### Dataset entries
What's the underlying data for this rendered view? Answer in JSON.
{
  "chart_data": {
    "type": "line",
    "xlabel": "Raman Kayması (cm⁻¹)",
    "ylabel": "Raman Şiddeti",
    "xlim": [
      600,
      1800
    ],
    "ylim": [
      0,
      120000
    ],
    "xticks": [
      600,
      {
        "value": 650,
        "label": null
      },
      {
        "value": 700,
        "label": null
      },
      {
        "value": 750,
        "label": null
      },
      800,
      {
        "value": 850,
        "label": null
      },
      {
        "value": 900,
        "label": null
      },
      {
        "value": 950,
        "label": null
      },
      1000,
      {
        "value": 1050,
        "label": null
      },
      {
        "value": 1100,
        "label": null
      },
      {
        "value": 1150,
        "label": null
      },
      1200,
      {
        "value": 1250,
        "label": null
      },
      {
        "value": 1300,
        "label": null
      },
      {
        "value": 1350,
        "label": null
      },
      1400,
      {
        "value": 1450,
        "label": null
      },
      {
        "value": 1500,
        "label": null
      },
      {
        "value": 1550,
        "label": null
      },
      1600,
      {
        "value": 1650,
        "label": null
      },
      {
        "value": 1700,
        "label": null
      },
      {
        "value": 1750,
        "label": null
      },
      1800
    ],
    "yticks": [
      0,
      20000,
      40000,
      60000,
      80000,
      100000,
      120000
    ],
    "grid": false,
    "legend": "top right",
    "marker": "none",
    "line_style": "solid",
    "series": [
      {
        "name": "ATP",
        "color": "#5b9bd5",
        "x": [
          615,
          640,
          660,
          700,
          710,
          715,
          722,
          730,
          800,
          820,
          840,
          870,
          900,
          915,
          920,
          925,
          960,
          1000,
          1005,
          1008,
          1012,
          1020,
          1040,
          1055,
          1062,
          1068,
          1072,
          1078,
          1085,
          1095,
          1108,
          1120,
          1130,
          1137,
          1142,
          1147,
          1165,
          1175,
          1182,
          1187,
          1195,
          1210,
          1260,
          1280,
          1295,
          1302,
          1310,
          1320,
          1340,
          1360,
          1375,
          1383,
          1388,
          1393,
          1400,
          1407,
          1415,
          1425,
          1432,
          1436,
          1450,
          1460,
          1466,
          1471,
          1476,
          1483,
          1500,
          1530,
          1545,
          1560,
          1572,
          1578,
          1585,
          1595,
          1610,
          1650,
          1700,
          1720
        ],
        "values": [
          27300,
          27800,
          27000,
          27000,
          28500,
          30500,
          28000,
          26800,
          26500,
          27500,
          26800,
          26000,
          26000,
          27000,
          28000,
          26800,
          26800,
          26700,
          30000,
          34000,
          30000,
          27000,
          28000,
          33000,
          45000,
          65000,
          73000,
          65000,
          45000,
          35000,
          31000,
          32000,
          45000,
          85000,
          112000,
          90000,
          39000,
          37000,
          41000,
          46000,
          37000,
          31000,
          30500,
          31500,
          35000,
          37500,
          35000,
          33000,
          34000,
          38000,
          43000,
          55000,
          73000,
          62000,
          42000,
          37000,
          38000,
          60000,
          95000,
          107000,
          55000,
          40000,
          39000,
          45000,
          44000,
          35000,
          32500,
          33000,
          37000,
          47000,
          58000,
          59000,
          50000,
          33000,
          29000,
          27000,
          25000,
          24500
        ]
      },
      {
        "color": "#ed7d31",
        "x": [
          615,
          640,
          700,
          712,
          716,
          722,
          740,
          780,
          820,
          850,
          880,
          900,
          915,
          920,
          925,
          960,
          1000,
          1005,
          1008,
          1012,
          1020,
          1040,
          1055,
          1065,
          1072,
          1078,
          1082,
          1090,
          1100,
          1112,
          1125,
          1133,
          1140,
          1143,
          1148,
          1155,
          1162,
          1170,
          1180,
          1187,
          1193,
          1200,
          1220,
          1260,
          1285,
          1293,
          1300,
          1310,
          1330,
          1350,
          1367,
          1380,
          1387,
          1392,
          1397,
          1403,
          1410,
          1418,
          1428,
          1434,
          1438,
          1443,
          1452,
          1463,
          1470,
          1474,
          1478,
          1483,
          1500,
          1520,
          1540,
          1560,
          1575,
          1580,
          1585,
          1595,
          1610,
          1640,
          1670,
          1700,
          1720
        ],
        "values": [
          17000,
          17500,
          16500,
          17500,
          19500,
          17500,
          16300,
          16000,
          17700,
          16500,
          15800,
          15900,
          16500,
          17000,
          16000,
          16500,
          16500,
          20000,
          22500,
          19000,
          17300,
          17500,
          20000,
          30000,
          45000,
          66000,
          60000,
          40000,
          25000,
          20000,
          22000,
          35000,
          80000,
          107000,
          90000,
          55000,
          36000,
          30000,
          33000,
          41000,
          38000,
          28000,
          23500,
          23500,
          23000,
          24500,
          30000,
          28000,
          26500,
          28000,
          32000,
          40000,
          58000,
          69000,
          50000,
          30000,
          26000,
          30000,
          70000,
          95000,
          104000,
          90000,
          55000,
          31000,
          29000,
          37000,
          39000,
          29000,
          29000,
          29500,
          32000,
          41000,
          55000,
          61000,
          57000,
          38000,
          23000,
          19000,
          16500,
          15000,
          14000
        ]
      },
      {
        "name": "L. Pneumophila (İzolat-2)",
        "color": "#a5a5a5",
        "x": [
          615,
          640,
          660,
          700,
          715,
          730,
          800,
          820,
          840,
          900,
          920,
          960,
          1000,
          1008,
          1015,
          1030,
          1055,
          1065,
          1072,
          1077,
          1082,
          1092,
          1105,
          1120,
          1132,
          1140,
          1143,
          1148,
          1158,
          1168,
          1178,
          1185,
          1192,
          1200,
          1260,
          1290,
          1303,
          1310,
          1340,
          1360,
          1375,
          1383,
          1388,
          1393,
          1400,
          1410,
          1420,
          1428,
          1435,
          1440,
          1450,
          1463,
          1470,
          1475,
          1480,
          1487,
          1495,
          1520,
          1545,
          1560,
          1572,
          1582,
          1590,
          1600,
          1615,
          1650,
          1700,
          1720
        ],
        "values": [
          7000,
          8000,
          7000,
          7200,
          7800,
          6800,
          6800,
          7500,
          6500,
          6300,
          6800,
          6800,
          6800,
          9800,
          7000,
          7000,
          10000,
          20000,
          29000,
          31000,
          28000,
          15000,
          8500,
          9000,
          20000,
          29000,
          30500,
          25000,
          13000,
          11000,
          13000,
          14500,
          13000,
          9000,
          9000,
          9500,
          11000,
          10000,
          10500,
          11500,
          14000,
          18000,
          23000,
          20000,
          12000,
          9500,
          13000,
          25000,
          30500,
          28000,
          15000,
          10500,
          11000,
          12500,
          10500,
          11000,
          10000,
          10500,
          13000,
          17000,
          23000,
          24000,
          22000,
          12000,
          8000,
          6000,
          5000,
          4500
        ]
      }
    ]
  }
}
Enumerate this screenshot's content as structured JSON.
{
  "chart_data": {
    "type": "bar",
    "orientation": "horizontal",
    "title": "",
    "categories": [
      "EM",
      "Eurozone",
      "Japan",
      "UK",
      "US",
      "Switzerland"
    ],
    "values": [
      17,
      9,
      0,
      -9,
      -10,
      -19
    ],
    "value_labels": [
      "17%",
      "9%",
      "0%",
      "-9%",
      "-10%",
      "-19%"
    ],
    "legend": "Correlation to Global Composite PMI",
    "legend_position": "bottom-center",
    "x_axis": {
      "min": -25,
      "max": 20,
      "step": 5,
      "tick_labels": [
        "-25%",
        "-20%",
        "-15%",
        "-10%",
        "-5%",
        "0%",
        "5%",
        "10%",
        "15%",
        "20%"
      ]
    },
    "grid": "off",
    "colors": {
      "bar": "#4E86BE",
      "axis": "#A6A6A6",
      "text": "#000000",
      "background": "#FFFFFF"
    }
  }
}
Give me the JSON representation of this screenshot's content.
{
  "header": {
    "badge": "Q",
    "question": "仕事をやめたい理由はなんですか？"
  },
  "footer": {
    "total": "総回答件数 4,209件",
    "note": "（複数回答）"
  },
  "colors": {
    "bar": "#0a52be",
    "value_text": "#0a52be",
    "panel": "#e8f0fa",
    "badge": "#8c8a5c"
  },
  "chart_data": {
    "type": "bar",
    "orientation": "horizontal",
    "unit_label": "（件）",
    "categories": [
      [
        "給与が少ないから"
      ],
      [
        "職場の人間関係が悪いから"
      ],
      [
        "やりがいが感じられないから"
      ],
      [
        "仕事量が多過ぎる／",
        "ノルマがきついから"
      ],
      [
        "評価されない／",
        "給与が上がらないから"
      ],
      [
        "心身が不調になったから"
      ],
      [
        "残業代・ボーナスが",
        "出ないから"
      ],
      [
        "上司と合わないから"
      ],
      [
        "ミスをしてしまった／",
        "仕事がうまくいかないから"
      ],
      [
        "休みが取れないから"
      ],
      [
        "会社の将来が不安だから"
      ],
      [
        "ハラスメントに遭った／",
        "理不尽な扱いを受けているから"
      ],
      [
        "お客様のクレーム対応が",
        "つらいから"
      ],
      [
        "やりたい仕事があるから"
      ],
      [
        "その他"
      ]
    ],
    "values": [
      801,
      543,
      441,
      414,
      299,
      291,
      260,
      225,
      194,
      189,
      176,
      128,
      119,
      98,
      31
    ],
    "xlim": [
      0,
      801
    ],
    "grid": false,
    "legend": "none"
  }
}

### Problem description
Locate the word "name" in the records above, and return each line that has it.

### Solution for this task
        "name": "ATP",
        "name": "L. Pneumophila (İzolat-2)",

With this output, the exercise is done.